(Reading text)
**********

Charlotte Brontë’s Secret Love (October 1st 2015) is the coming-of-age story of the young Charlotte Brontë in 19th-century Brussels.



A restless young teacher wanders through the streets of Brussels. The booming of bells catches her attention It is the hypnotic voice of the church of Saint-Michel and Sainte-Gudule. Without knowing what is happening to her, she hurries towards it. Confession! She is a sinner and must speak out. Someone must listen to her.

‘Tell me what your sin is,’ says the priest.

And she tells him. She tells him everything.

Charlotte Brontë, a parson’s daughter from Yorkshire in England, fragile yet fearless as a young fox, longs for adventure, self-fulfilment and passionate love. She conceives the idea of going abroad to study languages. She manages to persuade her sister Emily to accompany her, on the pretext that later, with an additional knowledge of languages, they will be able to set up a school of their own. Brussels, the capital of the brand-new kingdom of Belgium, with its Catholic liberalism and French wine, represents a culture shock. The Pensionnat Heger is run by madame Claire Heger, an elegant, shrewd lady. Charlotte falls in love with her husband, monsieur Constantin Heger, who teaches the English sisters French literature. However, like many Belgian men he is a Don Juan without a compass. Meanwhile Emile, a good-looking Flemish workman, also makes a bid for Charlotte’s favour. Will she opt for a scandalous liaison with a married man, for an honourable marriage to a man of the people, or for an unattached, but lonely existence as a writer?

**********

(Brief 1)
In the book description about Charlotte Brontë in Brussels, what pretext does Charlotte use to persuade Emily to go abroad with her?
(Brief 2)
Pick up the book description about Charlotte Brontë in Brussels after its closing question and carry it on.

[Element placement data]
**********

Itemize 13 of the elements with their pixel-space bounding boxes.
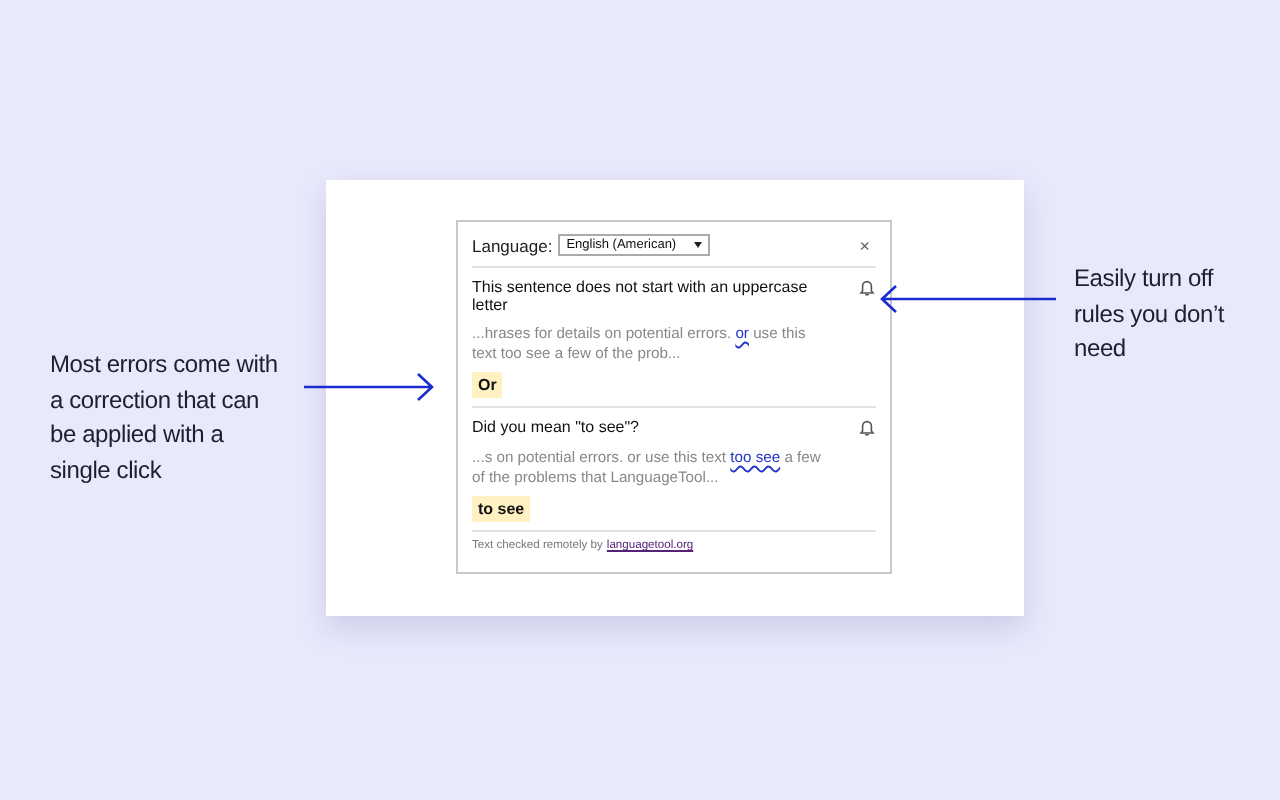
- callout-text: Easily turn off rules you don’t need: [1074, 262, 1227, 366]
- suggestion-button[interactable]: Or: [472, 372, 503, 398]
- arrow-icon: [304, 372, 436, 402]
- error-message: Did you mean "to see"?: [472, 418, 642, 436]
- bell-icon[interactable]: [858, 278, 876, 298]
- arrow-icon: [880, 284, 1056, 314]
- caret-icon: [694, 242, 703, 248]
- bell-icon[interactable]: [858, 418, 876, 438]
- error-message: This sentence does not start with an uppercase letter: [472, 278, 810, 314]
- language-label: Language:: [472, 235, 553, 255]
- suggestion-button[interactable]: to see: [472, 496, 531, 522]
- close-button[interactable]: ×: [853, 235, 876, 255]
- callout-text: Most errors come with a correction that can be applied with a single click: [50, 348, 280, 487]
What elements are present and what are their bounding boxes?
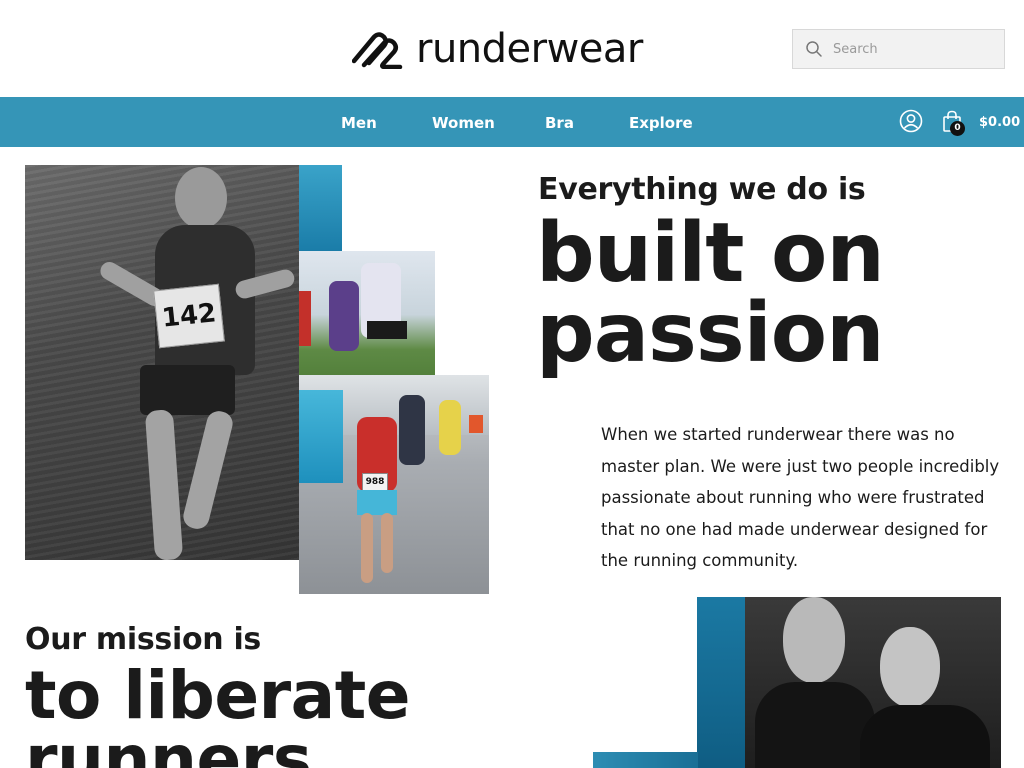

**********

(Answer 1)
She tells Emily that, with added knowledge of languages, they will later be able to set up a school of their own.

(Answer 2)
Charlotte’s story is interwoven with that of Arcadie Claret, the young mistress of Leopold I, king of the Belgians. Charlotte first sees the girl on the beach in Ostend. Arcadie is so attractive, dearly loved and beautifully dressed, and stands in such sharp contrast to herself, that Charlotte becomes violently jealous of her. In writing Jane Eyre she opposes the time-honoured idea of the stunningly attractive heroine. The beautiful Blanche Ingram is inspired by Arcadie Claret, and St. John Rivers by the workman Emile.

 The story of Charlotte and Emily Brontë in Brussels is a missing chapter from the history of their lives. People are unaware of Charlotte’s secret love story in Brussels. Charlotte Brontë’s Secret Love is based on the true historical events and is written in a very cinematic manner. The city of Brussels of the 19th-century makes a beautiful canvas with a fascinating decor.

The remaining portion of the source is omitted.